***** Page extract *****

New media has shifted marketing perception suggesting the rules for brand building have dramatically changed.

Actually, the rules haven’t changed — and neither has the end goal. Rather, it’s the methods and choices used to build those brands that have changed the way brands are marketed, with some new powerful tools gaining popularity and other previously-strong tools losing power (or already lost it).

Here’s what remains as true and essential today as always: for significant and meaningful brand building connections and branding engagement, brands have to share common ground with the desired customer.

What does this mean?

The relationship between brand and customer must represent something real to the customer; otherwise, the brand doesn’t matter in the customer’s world. Miss this connection and you certainly won’t motivate brand advocates.

Successfully-built brands have to be genuine and based on the real values and vision of the brand.

Larger brand audiences and market share dominance happen when the brand links distribution of the brand intention with the brands perception.

It’s the bedrock of trust and common ground, allowing the relationship between brand and consumer to grow and prosper.

What are the Seven Essental Connections for Successful Customer Brand Building? The brand MUST share with the customer:

1) Life values (self-identity)

***** Task inputs *****

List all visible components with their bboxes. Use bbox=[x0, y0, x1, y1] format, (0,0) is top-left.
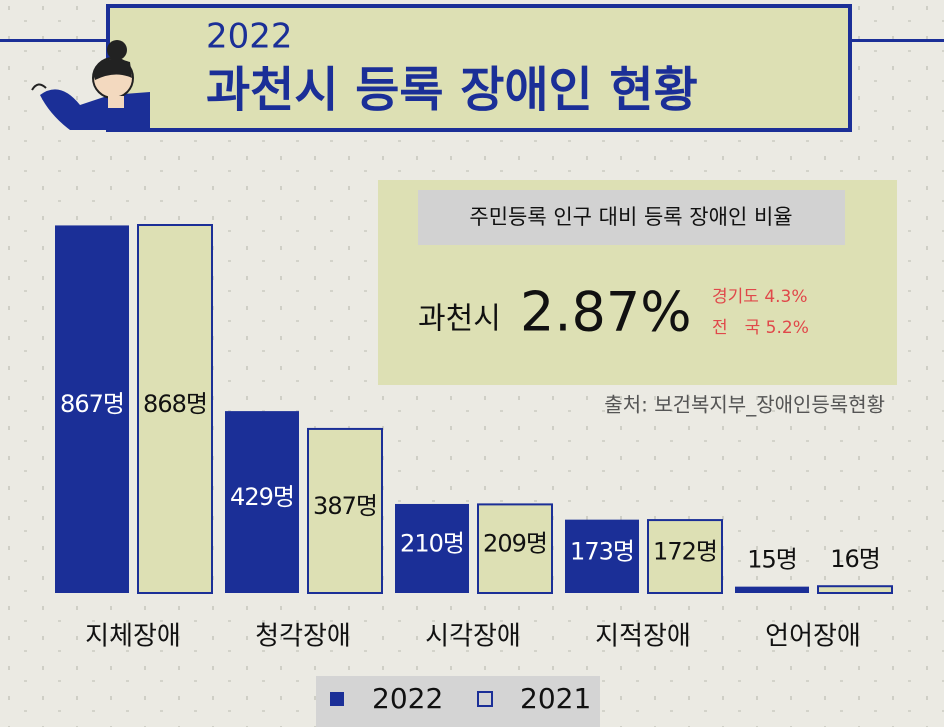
subtitle: 2022 bbox=[206, 17, 293, 57]
x-tick-label: 시각장애 bbox=[425, 622, 521, 652]
bar bbox=[818, 586, 892, 593]
value-label: 15명 bbox=[747, 546, 797, 574]
info-heading: 주민등록 인구 대비 등록 장애인 비율 bbox=[469, 205, 792, 229]
chart-title: 과천시 등록 장애인 현황 bbox=[206, 62, 698, 118]
bar bbox=[735, 587, 809, 593]
value-label: 209명 bbox=[483, 530, 547, 558]
x-tick-label: 언어장애 bbox=[765, 622, 861, 652]
info-province: 경기도 4.3% bbox=[712, 287, 808, 307]
x-tick-label: 지적장애 bbox=[595, 622, 691, 652]
info-nation: 전 국 5.2% bbox=[712, 318, 809, 338]
chart: 2022 과천시 등록 장애인 현황 주민등록 인구 대비 등록 장애인 비율 … bbox=[0, 0, 944, 727]
legend-label: 2022 bbox=[372, 682, 443, 715]
value-label: 210명 bbox=[400, 529, 464, 557]
value-label: 867명 bbox=[60, 390, 124, 418]
info-city-rate: 2.87% bbox=[520, 281, 692, 344]
value-label: 868명 bbox=[143, 390, 207, 418]
info-city: 과천시 bbox=[418, 302, 501, 337]
page: 2022 과천시 등록 장애인 현황 주민등록 인구 대비 등록 장애인 비율 … bbox=[0, 0, 944, 727]
value-label: 16명 bbox=[830, 545, 880, 573]
source: 출처: 보건복지부_장애인등록현황 bbox=[604, 393, 885, 417]
value-label: 387명 bbox=[313, 492, 377, 520]
value-label: 173명 bbox=[570, 537, 634, 565]
legend-label: 2021 bbox=[520, 682, 591, 715]
x-tick-label: 청각장애 bbox=[255, 622, 351, 652]
x-tick-label: 지체장애 bbox=[85, 622, 181, 652]
value-label: 172명 bbox=[653, 538, 717, 566]
value-label: 429명 bbox=[230, 483, 294, 511]
legend-marker bbox=[330, 692, 344, 706]
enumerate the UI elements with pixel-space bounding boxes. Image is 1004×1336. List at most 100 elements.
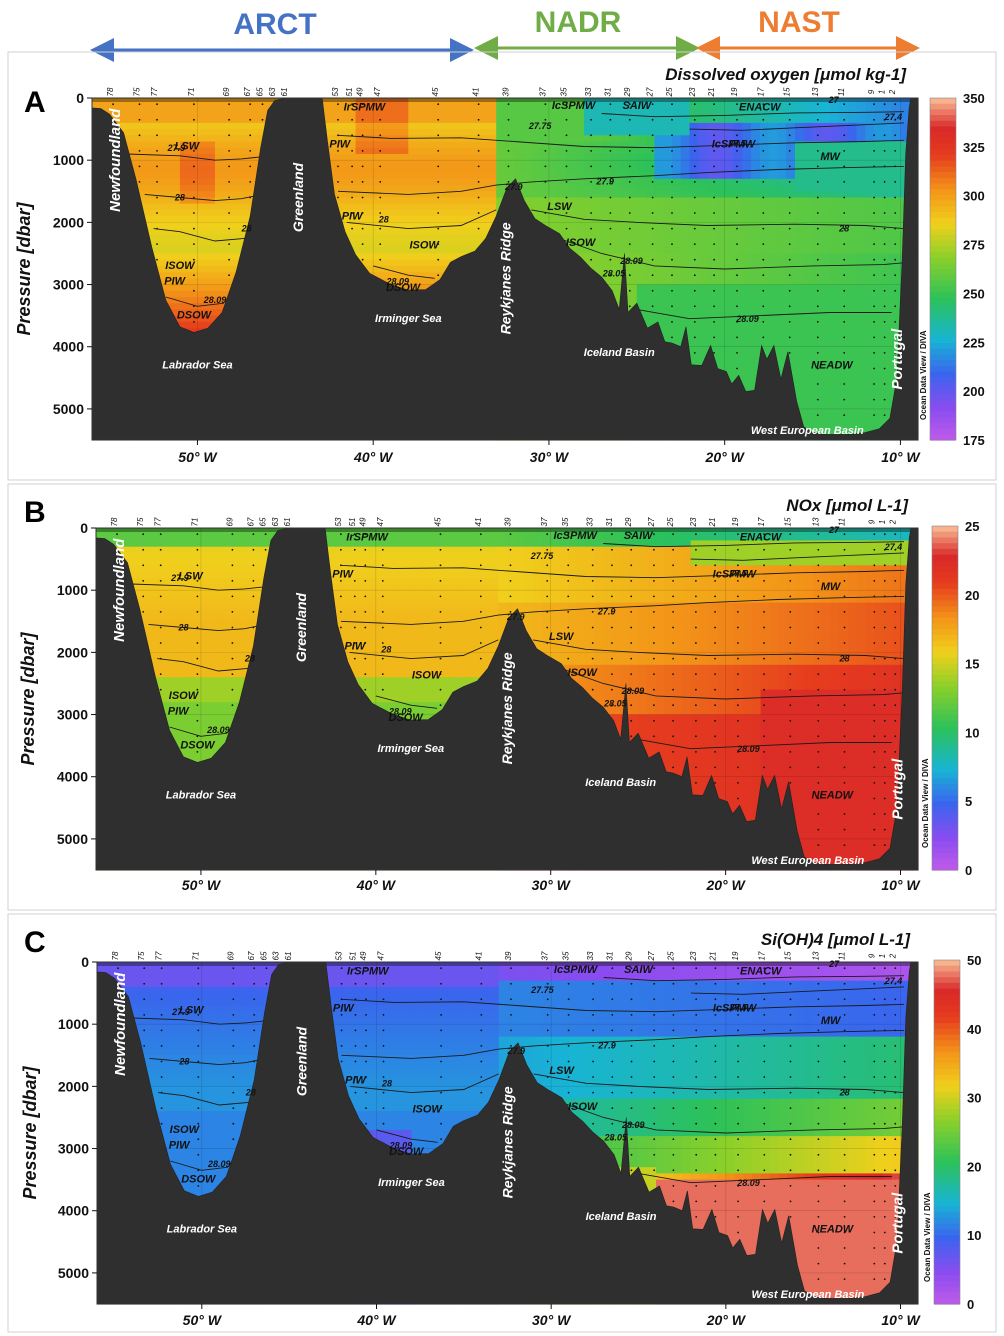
heatmap-cell <box>672 272 682 279</box>
heatmap-cell <box>206 241 216 248</box>
heatmap-cell <box>698 297 708 304</box>
heatmap-cell <box>452 160 462 167</box>
heatmap-cell <box>636 122 647 130</box>
heatmap-cell <box>575 116 585 124</box>
heatmap-cell <box>812 129 822 136</box>
heatmap-cell <box>206 135 216 143</box>
heatmap-cell <box>847 346 858 354</box>
heatmap-cell <box>856 284 866 292</box>
heatmap-cell <box>724 309 735 317</box>
heatmap-cell <box>680 122 691 130</box>
heatmap-cell <box>812 154 822 161</box>
heatmap-cell <box>680 116 691 124</box>
heatmap-cell <box>425 247 436 254</box>
heatmap-cell <box>830 141 840 149</box>
heatmap-cell <box>171 216 181 223</box>
heatmap-cell <box>645 185 655 192</box>
heatmap-cell <box>812 402 822 410</box>
heatmap-cell <box>171 116 181 124</box>
heatmap-cell <box>786 241 796 248</box>
heatmap-cell <box>830 116 840 124</box>
heatmap-cell <box>874 98 884 105</box>
heatmap-cell <box>496 178 506 186</box>
heatmap-cell <box>215 141 225 149</box>
heatmap-cell <box>768 334 778 342</box>
heatmap-cell <box>171 209 181 217</box>
heatmap-cell <box>803 340 814 348</box>
heatmap-cell <box>803 371 814 379</box>
heatmap-cell <box>628 278 638 286</box>
heatmap-cell <box>847 122 858 130</box>
heatmap-cell <box>803 297 814 304</box>
heatmap-cell <box>478 222 488 230</box>
heatmap-cell <box>856 129 866 136</box>
heatmap-cell <box>548 110 559 118</box>
heatmap-cell <box>417 241 427 248</box>
heatmap-cell <box>733 241 743 248</box>
heatmap-cell <box>803 284 814 292</box>
heatmap-cell <box>715 234 726 242</box>
heatmap-cell <box>786 129 796 136</box>
heatmap-cell <box>566 222 576 230</box>
heatmap-cell <box>812 415 822 422</box>
heatmap-cell <box>663 104 673 111</box>
heatmap-cell <box>751 309 761 317</box>
heatmap-cell <box>162 253 172 261</box>
heatmap-cell <box>882 116 893 124</box>
heatmap-cell <box>821 98 831 105</box>
heatmap-cell <box>162 110 172 118</box>
heatmap-cell <box>865 166 875 174</box>
heatmap-cell <box>768 216 778 223</box>
heatmap-cell <box>601 147 612 155</box>
heatmap-cell <box>162 172 172 180</box>
heatmap-cell <box>540 135 550 143</box>
heatmap-cell <box>382 209 392 217</box>
heatmap-cell <box>865 334 875 342</box>
heatmap-cell <box>803 359 814 366</box>
heatmap-cell <box>188 259 199 267</box>
heatmap-cell <box>390 197 401 205</box>
heatmap-cell <box>680 303 691 310</box>
heatmap-cell <box>724 166 735 174</box>
heatmap-cell <box>768 272 778 279</box>
heatmap-cell <box>777 352 787 360</box>
heatmap-cell <box>601 122 612 130</box>
heatmap-cell <box>425 178 436 186</box>
heatmap-cell <box>663 203 673 211</box>
heatmap-cell <box>838 122 849 130</box>
heatmap-cell <box>452 241 462 248</box>
heatmap-cell <box>636 110 647 118</box>
heatmap-cell <box>733 352 743 360</box>
heatmap-cell <box>751 216 761 223</box>
heatmap-cell <box>373 259 383 267</box>
heatmap-cell <box>830 321 840 329</box>
heatmap-cell <box>206 265 216 273</box>
heatmap-cell <box>610 209 620 217</box>
heatmap-cell <box>373 185 383 192</box>
heatmap-cell <box>786 346 796 354</box>
heatmap-cell <box>847 203 858 211</box>
heatmap-cell <box>882 104 893 111</box>
heatmap-cell <box>232 222 242 230</box>
heatmap-cell <box>232 259 242 267</box>
heatmap-cell <box>628 290 638 298</box>
heatmap-cell <box>382 272 392 279</box>
heatmap-cell <box>795 247 805 254</box>
heatmap-cell <box>759 290 770 298</box>
heatmap-cell <box>434 160 445 167</box>
heatmap-cell <box>777 334 787 342</box>
heatmap-cell <box>408 122 418 130</box>
heatmap-cell <box>223 172 234 180</box>
heatmap-cell <box>338 116 348 124</box>
heatmap-cell <box>188 315 199 323</box>
heatmap-cell <box>215 147 225 155</box>
heatmap-cell <box>329 129 339 136</box>
heatmap-cell <box>610 259 620 267</box>
heatmap-cell <box>215 265 225 273</box>
heatmap-cell <box>197 166 207 174</box>
heatmap-cell <box>742 278 752 286</box>
heatmap-cell <box>742 303 752 310</box>
heatmap-cell <box>487 147 497 155</box>
heatmap-cell <box>434 116 445 124</box>
heatmap-cell <box>584 178 594 186</box>
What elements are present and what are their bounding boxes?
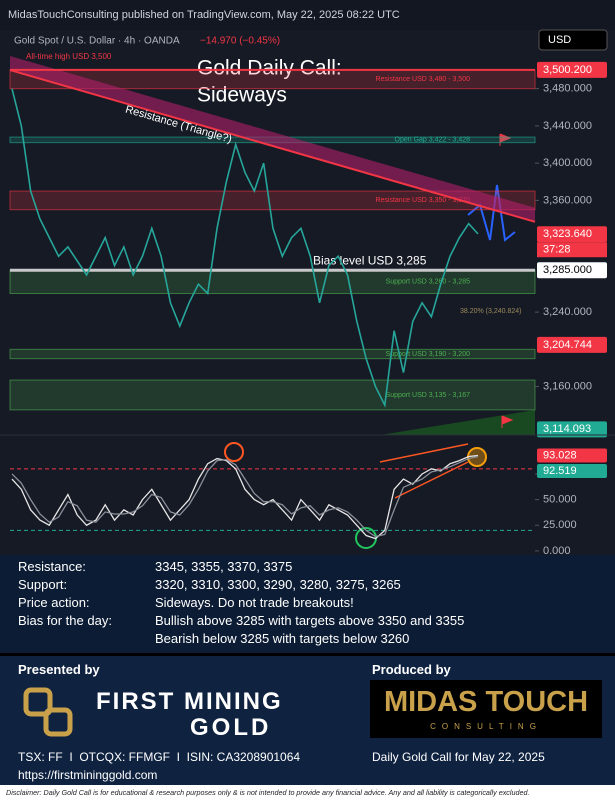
y-tick-label: 3,480.000 <box>543 83 592 95</box>
price-line <box>11 88 479 408</box>
header-bar <box>0 0 615 30</box>
y-tick-label: 50.000 <box>543 494 577 506</box>
price-tag <box>537 61 607 78</box>
zone <box>9 348 536 360</box>
fib-label: 38.20% (3,240.824) <box>460 308 522 315</box>
trendline-band <box>10 56 535 222</box>
price-change: −14.970 (−0.45%) <box>200 36 280 47</box>
published-line: MidasTouchConsulting published on Tradin… <box>8 9 400 21</box>
levels-section: Resistance: 3345, 3355, 3370, 3375 Support… <box>0 555 615 650</box>
value-tag <box>537 464 607 479</box>
price-tag <box>537 336 607 353</box>
sponsor-name: FIRST MINING <box>96 688 283 715</box>
zone <box>9 379 536 411</box>
zone-label: Open Gap 3,422 - 3,428 <box>395 137 471 144</box>
producer-logo: MIDAS TOUCH CONSULTING <box>370 680 602 738</box>
price-tag-label: 3,500.200 <box>543 64 592 76</box>
price-tag <box>537 421 607 438</box>
oscillator-line <box>11 454 479 540</box>
trendline <box>9 69 536 223</box>
projection-triangle <box>380 410 535 435</box>
row-value: 3320, 3310, 3300, 3290, 3280, 3275, 3265 <box>155 577 401 592</box>
row-values: 3345, 3355, 3370, 3375 <box>155 558 605 576</box>
producer-info: Daily Gold Call for May 22, 2025 <box>372 750 545 764</box>
row-values: 3320, 3310, 3300, 3290, 3280, 3275, 3265 <box>155 576 605 594</box>
countdown: 37:28 <box>543 244 571 256</box>
row-value: Bullish above 3285 with targets above 33… <box>155 613 465 628</box>
flag <box>501 415 514 428</box>
row-label: Resistance: <box>18 559 86 574</box>
row-value: Sideways. Do not trade breakouts! <box>155 595 354 610</box>
zone-label: Resistance USD 3,480 - 3,500 <box>375 76 470 83</box>
row-value: 3345, 3355, 3370, 3375 <box>155 559 293 574</box>
row-label: Support: <box>18 577 68 592</box>
y-tick-label: 3,400.000 <box>543 157 592 169</box>
price-tag-label: 3,204.744 <box>543 339 592 351</box>
oscillator-line <box>11 455 479 538</box>
produced-by: Produced by <box>372 662 451 677</box>
row-value: Bearish below 3285 with targets below 32… <box>155 631 410 646</box>
pattern-lines <box>379 443 469 499</box>
circle-marker <box>224 442 244 462</box>
disclaimer: Disclaimer: Daily Gold Call is for educa… <box>0 785 615 800</box>
y-tick-label: 3,240.000 <box>543 306 592 318</box>
producer-sub: CONSULTING <box>430 722 542 731</box>
zone-label: Support USD 3,135 - 3,167 <box>386 392 471 399</box>
symbol-title: Gold Spot / U.S. Dollar · 4h · OANDA <box>14 36 180 47</box>
row-label: Bias for the day: <box>18 613 112 628</box>
sponsor-info: TSX: FF I OTCQX: FFMGF I ISIN: CA3208901… <box>18 750 301 764</box>
value-tag-label: 92.519 <box>543 465 577 477</box>
row-label: Price action: <box>18 595 90 610</box>
price-tag <box>537 262 607 279</box>
chart: MidasTouchConsulting published on Tradin… <box>0 0 615 555</box>
zone-label: Support USD 3,260 - 3,285 <box>386 279 471 286</box>
presented-by: Presented by <box>18 662 100 677</box>
price-tag-label: 3,285.000 <box>543 264 592 276</box>
zone-label: Support USD 3,190 - 3,200 <box>386 351 471 358</box>
currency-label[interactable]: USD <box>548 34 571 46</box>
projection <box>467 184 516 242</box>
y-tick-label: 3,360.000 <box>543 194 592 206</box>
row-values: Bullish above 3285 with targets above 33… <box>155 612 605 648</box>
zone-label: Resistance USD 3,350 - 3,370 <box>375 197 470 204</box>
sponsor-logo-icon <box>23 687 73 737</box>
row-values: Sideways. Do not trade breakouts! <box>155 594 605 612</box>
price-tag-label: 3,323.640 <box>543 228 592 240</box>
headline: Gold Daily Call: <box>197 57 342 80</box>
y-tick-label: 0.000 <box>543 545 571 555</box>
sponsors-section: Presented by Produced by FIRST MINING GO… <box>0 653 615 788</box>
y-tick-label: 25.000 <box>543 519 577 531</box>
price-tag <box>537 226 607 243</box>
y-tick-label: 3,440.000 <box>543 120 592 132</box>
value-tag <box>537 448 607 463</box>
sponsor-url[interactable]: https://firstmininggold.com <box>18 768 158 782</box>
ath-label: All-time high USD 3,500 <box>26 52 112 61</box>
producer-name: MIDAS TOUCH <box>383 686 589 718</box>
headline: Sideways <box>197 84 287 107</box>
price-tag-label: 3,114.093 <box>543 423 591 435</box>
y-tick-label: 3,160.000 <box>543 380 592 392</box>
value-tag-label: 93.028 <box>543 449 577 461</box>
countdown-box <box>537 242 607 258</box>
sponsor-name: GOLD <box>190 714 272 741</box>
currency-button[interactable] <box>538 29 608 51</box>
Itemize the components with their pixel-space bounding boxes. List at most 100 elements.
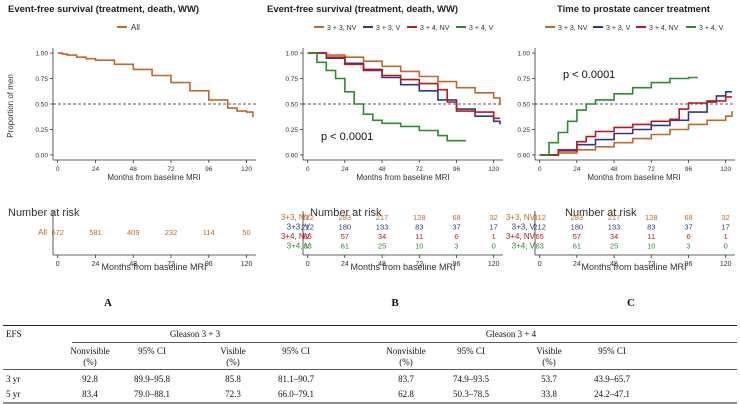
panel-c-risk-count: 217 [608, 213, 621, 222]
panel-b-letter: B [391, 297, 399, 309]
table-column-header: 95% CI [282, 346, 310, 356]
panel-b-risk-count: 1 [492, 232, 496, 241]
panel-c-title: Time to prostate cancer treatment [557, 4, 711, 15]
panel-a-y-tick-label: 0.00 [35, 152, 48, 159]
panel-c-risk-row-label: 3+4, NV [506, 232, 536, 241]
panel-c-x-tick-label: 120 [720, 166, 731, 173]
panel-a-x-tick-label: 0 [56, 166, 60, 173]
table-cell: 53.7 [541, 374, 557, 384]
panel-a-x-tick-label: 72 [167, 166, 175, 173]
panel-b-y-tick-label: 0.50 [285, 102, 298, 109]
panel-a-risk-x-tick-label: 72 [167, 261, 175, 268]
panel-c-x-tick-label: 24 [573, 166, 581, 173]
panel-a-letter: A [104, 297, 112, 309]
panel-c-risk-count: 10 [647, 242, 655, 251]
efs-summary-table: EFS Gleason 3 + 3 Gleason 3 + 4 Nonvisib… [3, 325, 737, 404]
table-column-header-unit: (%) [542, 357, 556, 367]
table-corner-label: EFS [6, 329, 22, 339]
panel-a-risk-count: 409 [127, 228, 140, 237]
panel-c-risk-count: 83 [535, 242, 543, 251]
panel-b-risk-row-label: 3+4, V [287, 242, 311, 251]
panel-b-risk-count: 34 [378, 232, 386, 241]
panel-b-series-2-curve [307, 52, 501, 125]
panel-c-series-2-curve [539, 91, 732, 156]
panel-c-letter: C [627, 297, 635, 309]
table-cell: 74.9–93.5 [453, 374, 490, 384]
panel-a-risk-table: 0 24 48 72 96 120 All 672 581 409 232 114 50 [38, 211, 256, 268]
panel-b-y-tick-label: 0.75 [285, 76, 298, 83]
panel-a-xlabel: Months from baseline MRI [107, 173, 200, 182]
panel-c-risk-count: 25 [610, 242, 618, 251]
panel-a-risk-title: Number at risk [8, 207, 80, 219]
panel-c-legend-label-4: 3 + 4, V [699, 25, 724, 32]
panel-a-risk-row-label: All [38, 228, 47, 237]
panel-a-risk-xlabel: Months from baseline MRI [101, 262, 206, 272]
panel-b-risk-count: 57 [341, 232, 349, 241]
panel-b-risk-count: 133 [376, 223, 389, 232]
panel-b-risk-count: 17 [490, 223, 498, 232]
panel-c-risk-count: 6 [686, 232, 690, 241]
panel-b-x-tick-label: 72 [416, 166, 424, 173]
panel-b-x-tick-label: 0 [306, 166, 310, 173]
table-cell: 81.1–90.7 [278, 374, 315, 384]
panel-a-risk-x-tick-label: 120 [241, 261, 253, 268]
panel-c-risk-row-label: 3+4, V [512, 242, 536, 251]
table-cell: 83.7 [398, 374, 414, 384]
panel-b-risk-count: 3 [454, 242, 458, 251]
panel-b-y-tick-label: 1.00 [285, 51, 298, 58]
panel-c-risk-count: 32 [722, 213, 730, 222]
panel-b-risk-count: 217 [376, 213, 389, 222]
table-column-header: Visible [220, 346, 245, 356]
panel-c-series-4-curve [539, 76, 698, 156]
panel-b-risk-count: 83 [303, 242, 311, 251]
panel-c-series-1-curve [539, 111, 733, 156]
panel-b: Event-free survival (treatment, death, W… [267, 4, 503, 309]
table-column-header: Nonvisible [386, 346, 426, 356]
table-cell: 85.8 [225, 374, 241, 384]
panel-b-risk-count: 312 [301, 213, 314, 222]
panel-b-risk-x-tick-label: 120 [488, 261, 500, 268]
panel-c-risk-row-label: 3+3, V [512, 223, 536, 232]
panel-b-series-4-curve [307, 52, 466, 142]
panel-b-risk-count: 283 [339, 213, 352, 222]
panel-c-risk-count: 37 [684, 223, 692, 232]
panel-c-risk-x-tick-label: 72 [647, 261, 655, 268]
table-column-header-unit: (%) [399, 357, 413, 367]
panel-c-risk-count: 61 [573, 242, 581, 251]
panel-b-x-tick-label: 24 [341, 166, 349, 173]
panel-b-legend-label-1: 3 + 3, NV [327, 25, 357, 32]
panel-c-risk-x-tick-label: 0 [538, 261, 542, 268]
panel-b-risk-count: 128 [413, 213, 426, 222]
table-cell: 89.9–95.8 [134, 374, 171, 384]
panel-a-x-tick-label: 24 [92, 166, 100, 173]
panel-a-legend-label-1: All [131, 23, 140, 32]
panel-c-risk-xlabel: Months from baseline MRI [581, 262, 686, 272]
panel-c-risk-count: 34 [610, 232, 618, 241]
panel-c-pvalue: p < 0.0001 [563, 69, 615, 81]
panel-c-x-tick-label: 96 [685, 166, 693, 173]
panel-b-risk-count: 83 [415, 223, 423, 232]
panel-a-y-tick-label: 0.75 [35, 76, 48, 83]
panel-b-risk-count: 37 [452, 223, 460, 232]
panel-b-risk-xlabel: Months from baseline MRI [350, 262, 455, 272]
panel-a-title: Event-free survival (treatment, death, W… [8, 4, 199, 15]
panel-c-x-tick-label: 0 [538, 166, 542, 173]
table-column-header: 95% CI [598, 346, 626, 356]
panel-b-risk-row-label: 3+3, NV [281, 213, 311, 222]
table-row-label: 5 yr [6, 389, 20, 399]
panel-c-risk-count: 17 [722, 223, 730, 232]
panel-c-risk-count: 1 [724, 232, 728, 241]
panel-c-y-tick-label: 0.50 [517, 102, 530, 109]
table-cell: 62.8 [398, 389, 414, 399]
panel-b-y-tick-label: 0.25 [285, 127, 298, 134]
panel-a-series-1-curve [57, 52, 254, 118]
panel-c-risk-count: 212 [533, 223, 546, 232]
panel-b-legend-label-3: 3 + 4, NV [420, 25, 450, 32]
table-cell: 66.0–79.1 [278, 389, 314, 399]
panel-c-risk-x-tick-label: 120 [720, 261, 732, 268]
panel-b-risk-count: 32 [490, 213, 498, 222]
panel-c-legend-label-2: 3 + 3, V [606, 25, 631, 32]
panel-c-risk-count: 0 [724, 242, 728, 251]
panel-b-risk-count: 61 [341, 242, 349, 251]
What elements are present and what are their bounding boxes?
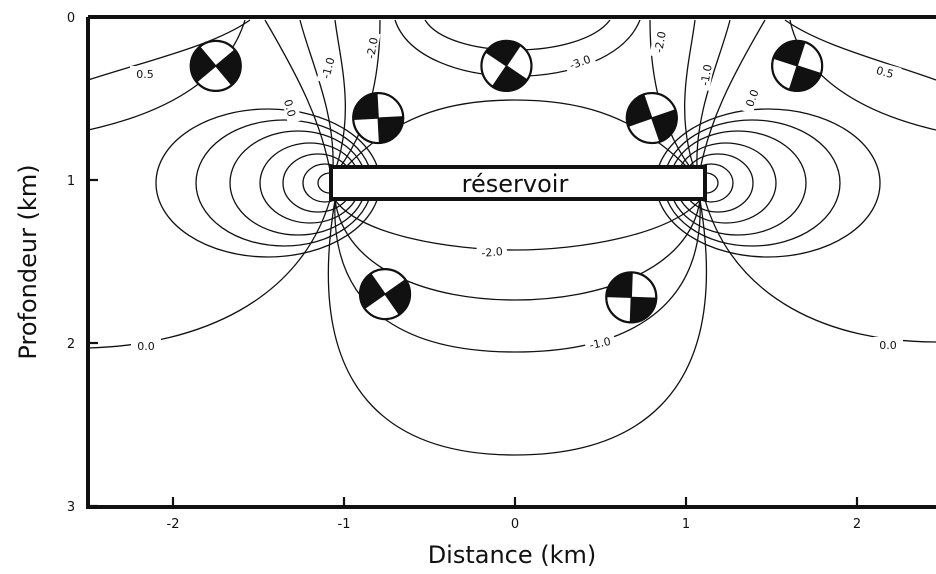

*****

■ Exercises to complete:
A. In the brand-building text, condense the paragraph beginning "Actually, the rules haven’t changed" into a shorter version that keeps its main facts.
B. Copy out the lines of the records between the line containing "heatmap-cell <box>672 272 682 279</box>" and the line containing "heatmap-cell <box>417 241 427 248</box>", inclusive.

■ Results of the exercise:
A. The rules and end goal of brand building remain the same. What has changed are the methods and choices used to build brands: some powerful new tools are gaining popularity, while other once-strong tools are losing power or have already lost it.

B.
heatmap-cell <box>672 272 682 279</box>
heatmap-cell <box>206 241 216 248</box>
heatmap-cell <box>698 297 708 304</box>
heatmap-cell <box>452 160 462 167</box>
heatmap-cell <box>636 122 647 130</box>
heatmap-cell <box>575 116 585 124</box>
heatmap-cell <box>812 129 822 136</box>
heatmap-cell <box>206 135 216 143</box>
heatmap-cell <box>847 346 858 354</box>
heatmap-cell <box>856 284 866 292</box>
heatmap-cell <box>724 309 735 317</box>
heatmap-cell <box>680 122 691 130</box>
heatmap-cell <box>812 154 822 161</box>
heatmap-cell <box>680 116 691 124</box>
heatmap-cell <box>425 247 436 254</box>
heatmap-cell <box>830 141 840 149</box>
heatmap-cell <box>171 216 181 223</box>
heatmap-cell <box>645 185 655 192</box>
heatmap-cell <box>812 402 822 410</box>
heatmap-cell <box>171 116 181 124</box>
heatmap-cell <box>786 241 796 248</box>
heatmap-cell <box>830 116 840 124</box>
heatmap-cell <box>874 98 884 105</box>
heatmap-cell <box>496 178 506 186</box>
heatmap-cell <box>215 141 225 149</box>
heatmap-cell <box>768 334 778 342</box>
heatmap-cell <box>171 209 181 217</box>
heatmap-cell <box>803 340 814 348</box>
heatmap-cell <box>803 371 814 379</box>
heatmap-cell <box>628 278 638 286</box>
heatmap-cell <box>847 122 858 130</box>
heatmap-cell <box>803 297 814 304</box>
heatmap-cell <box>478 222 488 230</box>
heatmap-cell <box>856 129 866 136</box>
heatmap-cell <box>548 110 559 118</box>
heatmap-cell <box>417 241 427 248</box>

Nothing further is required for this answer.